▸ What to work on: Count every line that holds the string "Inverter", then give that number alone.

▸ Entries supplied:
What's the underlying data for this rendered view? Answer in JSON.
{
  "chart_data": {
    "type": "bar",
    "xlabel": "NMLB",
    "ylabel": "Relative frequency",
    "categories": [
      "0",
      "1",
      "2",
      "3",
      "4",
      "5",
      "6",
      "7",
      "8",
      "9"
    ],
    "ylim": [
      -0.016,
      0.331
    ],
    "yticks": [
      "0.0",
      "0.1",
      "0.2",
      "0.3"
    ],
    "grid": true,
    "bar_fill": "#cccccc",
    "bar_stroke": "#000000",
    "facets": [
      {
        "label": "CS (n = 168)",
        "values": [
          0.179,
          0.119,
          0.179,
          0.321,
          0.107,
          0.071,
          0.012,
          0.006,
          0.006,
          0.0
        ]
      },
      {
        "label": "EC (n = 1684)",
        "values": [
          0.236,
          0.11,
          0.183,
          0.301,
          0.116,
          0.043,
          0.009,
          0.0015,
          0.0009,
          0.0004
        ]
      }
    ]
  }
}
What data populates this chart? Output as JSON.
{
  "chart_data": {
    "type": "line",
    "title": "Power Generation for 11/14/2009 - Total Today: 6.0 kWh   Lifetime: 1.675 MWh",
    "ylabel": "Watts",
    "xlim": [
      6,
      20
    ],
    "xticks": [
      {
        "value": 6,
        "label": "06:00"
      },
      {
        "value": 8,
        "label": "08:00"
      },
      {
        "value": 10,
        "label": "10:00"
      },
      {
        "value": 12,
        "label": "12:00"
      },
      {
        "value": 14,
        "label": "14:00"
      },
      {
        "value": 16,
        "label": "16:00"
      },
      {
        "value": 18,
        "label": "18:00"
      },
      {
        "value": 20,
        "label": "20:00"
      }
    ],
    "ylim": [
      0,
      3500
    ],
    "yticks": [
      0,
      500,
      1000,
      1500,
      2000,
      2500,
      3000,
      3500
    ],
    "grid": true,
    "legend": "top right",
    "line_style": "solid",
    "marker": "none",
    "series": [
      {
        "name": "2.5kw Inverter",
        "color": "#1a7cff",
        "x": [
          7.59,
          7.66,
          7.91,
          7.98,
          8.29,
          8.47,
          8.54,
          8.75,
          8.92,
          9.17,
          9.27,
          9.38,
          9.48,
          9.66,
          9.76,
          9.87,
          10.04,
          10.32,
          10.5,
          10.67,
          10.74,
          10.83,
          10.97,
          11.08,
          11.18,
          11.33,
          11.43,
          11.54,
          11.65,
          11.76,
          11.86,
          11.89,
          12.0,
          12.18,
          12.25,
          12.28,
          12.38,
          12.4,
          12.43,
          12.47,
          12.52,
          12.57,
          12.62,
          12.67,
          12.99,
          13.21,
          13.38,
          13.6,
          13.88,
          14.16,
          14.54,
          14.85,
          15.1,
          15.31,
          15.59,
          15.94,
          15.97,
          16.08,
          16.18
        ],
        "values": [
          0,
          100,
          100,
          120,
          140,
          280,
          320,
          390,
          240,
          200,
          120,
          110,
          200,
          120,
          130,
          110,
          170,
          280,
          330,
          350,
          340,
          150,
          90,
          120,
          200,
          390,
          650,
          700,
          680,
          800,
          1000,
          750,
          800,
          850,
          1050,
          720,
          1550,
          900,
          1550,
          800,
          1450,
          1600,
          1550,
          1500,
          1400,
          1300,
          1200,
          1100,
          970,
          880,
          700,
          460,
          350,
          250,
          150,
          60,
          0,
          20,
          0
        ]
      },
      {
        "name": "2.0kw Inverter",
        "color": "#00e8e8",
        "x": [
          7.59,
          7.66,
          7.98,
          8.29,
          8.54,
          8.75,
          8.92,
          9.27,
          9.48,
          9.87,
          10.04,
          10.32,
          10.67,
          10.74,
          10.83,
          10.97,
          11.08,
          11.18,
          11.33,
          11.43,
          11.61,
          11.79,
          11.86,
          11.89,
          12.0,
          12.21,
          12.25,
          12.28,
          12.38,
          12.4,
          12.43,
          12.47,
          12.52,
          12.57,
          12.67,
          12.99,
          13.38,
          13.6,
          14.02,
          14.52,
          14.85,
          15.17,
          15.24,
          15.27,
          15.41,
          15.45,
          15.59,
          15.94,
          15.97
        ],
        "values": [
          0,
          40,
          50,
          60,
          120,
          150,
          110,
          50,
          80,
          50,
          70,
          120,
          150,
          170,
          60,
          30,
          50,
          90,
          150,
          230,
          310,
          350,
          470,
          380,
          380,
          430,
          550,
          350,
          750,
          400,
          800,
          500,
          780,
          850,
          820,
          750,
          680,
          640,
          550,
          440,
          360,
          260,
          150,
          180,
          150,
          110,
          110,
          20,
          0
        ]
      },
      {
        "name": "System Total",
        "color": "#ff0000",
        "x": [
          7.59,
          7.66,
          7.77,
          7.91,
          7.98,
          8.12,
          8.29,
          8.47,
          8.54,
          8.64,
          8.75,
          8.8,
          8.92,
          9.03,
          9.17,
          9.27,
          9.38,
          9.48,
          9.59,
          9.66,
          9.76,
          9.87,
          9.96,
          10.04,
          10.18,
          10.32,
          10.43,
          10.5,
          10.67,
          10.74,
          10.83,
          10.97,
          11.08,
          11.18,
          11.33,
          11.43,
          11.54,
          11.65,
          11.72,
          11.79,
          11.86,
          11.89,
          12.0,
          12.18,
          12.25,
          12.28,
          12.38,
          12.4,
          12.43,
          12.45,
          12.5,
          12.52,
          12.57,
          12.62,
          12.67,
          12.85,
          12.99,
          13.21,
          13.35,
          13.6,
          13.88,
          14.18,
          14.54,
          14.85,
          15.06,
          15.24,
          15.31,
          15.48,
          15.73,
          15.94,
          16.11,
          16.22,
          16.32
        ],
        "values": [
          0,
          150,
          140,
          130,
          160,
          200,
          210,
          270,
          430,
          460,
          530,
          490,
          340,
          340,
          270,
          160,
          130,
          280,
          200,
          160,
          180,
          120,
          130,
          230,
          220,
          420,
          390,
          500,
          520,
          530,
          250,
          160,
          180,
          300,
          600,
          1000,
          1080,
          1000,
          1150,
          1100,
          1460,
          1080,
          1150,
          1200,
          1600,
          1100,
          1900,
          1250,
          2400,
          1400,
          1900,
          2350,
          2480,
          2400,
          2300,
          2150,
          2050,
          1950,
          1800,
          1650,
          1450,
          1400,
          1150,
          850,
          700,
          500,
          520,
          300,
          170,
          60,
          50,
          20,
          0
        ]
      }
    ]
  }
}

▸ Completed task: 2